Print the data from its start through the line containing "outline-view-icon[interactable]: ☰ [54, 403, 68, 417]", copying every line exactly and including both ends.

>>>>>

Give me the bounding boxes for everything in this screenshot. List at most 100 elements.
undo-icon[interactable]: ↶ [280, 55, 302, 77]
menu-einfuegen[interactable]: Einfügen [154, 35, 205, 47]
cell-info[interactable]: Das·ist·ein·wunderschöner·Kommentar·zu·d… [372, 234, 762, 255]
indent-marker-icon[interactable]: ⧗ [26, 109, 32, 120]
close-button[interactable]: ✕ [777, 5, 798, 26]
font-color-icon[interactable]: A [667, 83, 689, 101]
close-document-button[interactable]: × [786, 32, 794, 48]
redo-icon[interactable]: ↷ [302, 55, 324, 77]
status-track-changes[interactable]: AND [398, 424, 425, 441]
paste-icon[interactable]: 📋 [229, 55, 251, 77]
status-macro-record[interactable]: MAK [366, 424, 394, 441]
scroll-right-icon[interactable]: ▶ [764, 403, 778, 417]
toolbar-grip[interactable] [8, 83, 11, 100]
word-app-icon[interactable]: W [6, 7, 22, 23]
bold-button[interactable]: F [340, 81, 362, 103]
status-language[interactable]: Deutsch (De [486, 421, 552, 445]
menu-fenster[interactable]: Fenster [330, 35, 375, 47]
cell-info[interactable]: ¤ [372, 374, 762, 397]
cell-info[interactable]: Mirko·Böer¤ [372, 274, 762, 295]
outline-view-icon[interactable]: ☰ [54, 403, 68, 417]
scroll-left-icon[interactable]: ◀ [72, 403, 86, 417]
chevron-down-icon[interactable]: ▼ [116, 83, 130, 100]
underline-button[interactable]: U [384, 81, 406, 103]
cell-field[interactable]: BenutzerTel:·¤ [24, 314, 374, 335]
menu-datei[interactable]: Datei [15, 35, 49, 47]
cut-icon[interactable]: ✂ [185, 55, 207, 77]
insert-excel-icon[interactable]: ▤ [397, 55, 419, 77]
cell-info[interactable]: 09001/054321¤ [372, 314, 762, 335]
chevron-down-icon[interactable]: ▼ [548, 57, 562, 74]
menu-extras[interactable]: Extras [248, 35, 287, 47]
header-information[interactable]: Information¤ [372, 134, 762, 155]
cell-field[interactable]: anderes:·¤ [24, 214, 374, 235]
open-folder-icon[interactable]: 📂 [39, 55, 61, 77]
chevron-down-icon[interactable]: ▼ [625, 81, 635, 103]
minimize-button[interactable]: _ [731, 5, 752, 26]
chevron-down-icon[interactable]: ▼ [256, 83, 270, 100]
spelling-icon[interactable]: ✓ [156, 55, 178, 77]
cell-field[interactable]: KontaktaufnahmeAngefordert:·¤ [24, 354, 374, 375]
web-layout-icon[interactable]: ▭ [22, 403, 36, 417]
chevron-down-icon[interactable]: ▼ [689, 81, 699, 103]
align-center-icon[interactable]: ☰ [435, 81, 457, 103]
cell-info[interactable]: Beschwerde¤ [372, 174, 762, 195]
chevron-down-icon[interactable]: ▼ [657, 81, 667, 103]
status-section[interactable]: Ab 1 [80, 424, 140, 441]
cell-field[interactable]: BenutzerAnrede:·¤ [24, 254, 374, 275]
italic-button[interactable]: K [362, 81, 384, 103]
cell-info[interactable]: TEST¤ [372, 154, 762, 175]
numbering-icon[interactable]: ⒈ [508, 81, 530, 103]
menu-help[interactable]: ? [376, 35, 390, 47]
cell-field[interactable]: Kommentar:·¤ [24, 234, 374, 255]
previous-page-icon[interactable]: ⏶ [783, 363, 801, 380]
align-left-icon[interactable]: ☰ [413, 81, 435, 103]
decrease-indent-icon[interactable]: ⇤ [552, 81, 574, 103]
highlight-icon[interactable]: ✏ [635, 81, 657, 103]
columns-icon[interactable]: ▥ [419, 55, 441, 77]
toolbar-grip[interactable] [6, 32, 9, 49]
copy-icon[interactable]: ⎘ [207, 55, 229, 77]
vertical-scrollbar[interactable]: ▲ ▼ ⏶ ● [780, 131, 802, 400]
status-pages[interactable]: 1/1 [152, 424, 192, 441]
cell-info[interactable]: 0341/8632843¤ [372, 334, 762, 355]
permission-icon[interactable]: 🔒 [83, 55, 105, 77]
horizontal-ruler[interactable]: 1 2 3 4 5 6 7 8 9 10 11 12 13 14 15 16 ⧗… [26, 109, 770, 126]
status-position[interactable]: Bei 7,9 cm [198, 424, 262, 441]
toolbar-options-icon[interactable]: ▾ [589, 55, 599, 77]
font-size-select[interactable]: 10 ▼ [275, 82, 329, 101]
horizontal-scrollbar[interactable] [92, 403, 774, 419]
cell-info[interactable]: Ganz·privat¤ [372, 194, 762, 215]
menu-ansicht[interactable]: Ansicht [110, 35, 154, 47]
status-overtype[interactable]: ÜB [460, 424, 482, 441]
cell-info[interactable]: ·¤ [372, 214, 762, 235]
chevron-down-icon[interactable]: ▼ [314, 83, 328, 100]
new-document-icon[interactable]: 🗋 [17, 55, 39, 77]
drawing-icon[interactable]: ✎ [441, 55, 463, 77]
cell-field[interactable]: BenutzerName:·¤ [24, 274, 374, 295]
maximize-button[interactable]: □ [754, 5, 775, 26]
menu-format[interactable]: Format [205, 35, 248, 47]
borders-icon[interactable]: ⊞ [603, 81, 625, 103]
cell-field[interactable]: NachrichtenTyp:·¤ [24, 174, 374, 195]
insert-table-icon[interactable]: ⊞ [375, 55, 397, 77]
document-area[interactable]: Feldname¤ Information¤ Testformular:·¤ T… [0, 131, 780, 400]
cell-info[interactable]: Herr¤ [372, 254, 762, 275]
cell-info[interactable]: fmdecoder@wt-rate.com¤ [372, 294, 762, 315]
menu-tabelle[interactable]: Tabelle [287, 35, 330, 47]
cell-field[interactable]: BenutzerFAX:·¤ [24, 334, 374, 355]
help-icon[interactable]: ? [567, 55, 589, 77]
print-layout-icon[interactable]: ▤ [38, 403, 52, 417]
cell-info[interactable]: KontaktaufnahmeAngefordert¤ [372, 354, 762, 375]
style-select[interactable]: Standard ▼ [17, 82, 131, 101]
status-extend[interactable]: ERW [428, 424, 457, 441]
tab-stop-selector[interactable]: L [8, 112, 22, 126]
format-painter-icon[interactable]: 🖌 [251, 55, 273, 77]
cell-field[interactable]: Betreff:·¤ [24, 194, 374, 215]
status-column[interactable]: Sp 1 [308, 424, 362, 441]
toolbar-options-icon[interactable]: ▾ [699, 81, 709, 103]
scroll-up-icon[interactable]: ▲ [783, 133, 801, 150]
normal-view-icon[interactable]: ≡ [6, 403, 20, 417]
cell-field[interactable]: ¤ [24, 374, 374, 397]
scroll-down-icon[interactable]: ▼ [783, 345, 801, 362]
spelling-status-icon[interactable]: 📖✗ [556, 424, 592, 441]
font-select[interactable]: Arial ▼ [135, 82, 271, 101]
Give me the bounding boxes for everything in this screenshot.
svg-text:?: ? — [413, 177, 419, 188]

<<<<<

# RESPONSE TO THE TASK
Give me the bounding boxes for everything in this screenshot. List at most 100 elements.
undo-icon[interactable]: ↶ [280, 55, 302, 77]
menu-einfuegen[interactable]: Einfügen [154, 35, 205, 47]
cell-info[interactable]: Das·ist·ein·wunderschöner·Kommentar·zu·d… [372, 234, 762, 255]
indent-marker-icon[interactable]: ⧗ [26, 109, 32, 120]
close-button[interactable]: ✕ [777, 5, 798, 26]
font-color-icon[interactable]: A [667, 83, 689, 101]
close-document-button[interactable]: × [786, 32, 794, 48]
redo-icon[interactable]: ↷ [302, 55, 324, 77]
status-track-changes[interactable]: AND [398, 424, 425, 441]
paste-icon[interactable]: 📋 [229, 55, 251, 77]
status-macro-record[interactable]: MAK [366, 424, 394, 441]
scroll-right-icon[interactable]: ▶ [764, 403, 778, 417]
toolbar-grip[interactable] [8, 83, 11, 100]
word-app-icon[interactable]: W [6, 7, 22, 23]
bold-button[interactable]: F [340, 81, 362, 103]
status-language[interactable]: Deutsch (De [486, 421, 552, 445]
menu-fenster[interactable]: Fenster [330, 35, 375, 47]
cell-info[interactable]: ¤ [372, 374, 762, 397]
cell-info[interactable]: Mirko·Böer¤ [372, 274, 762, 295]
outline-view-icon[interactable]: ☰ [54, 403, 68, 417]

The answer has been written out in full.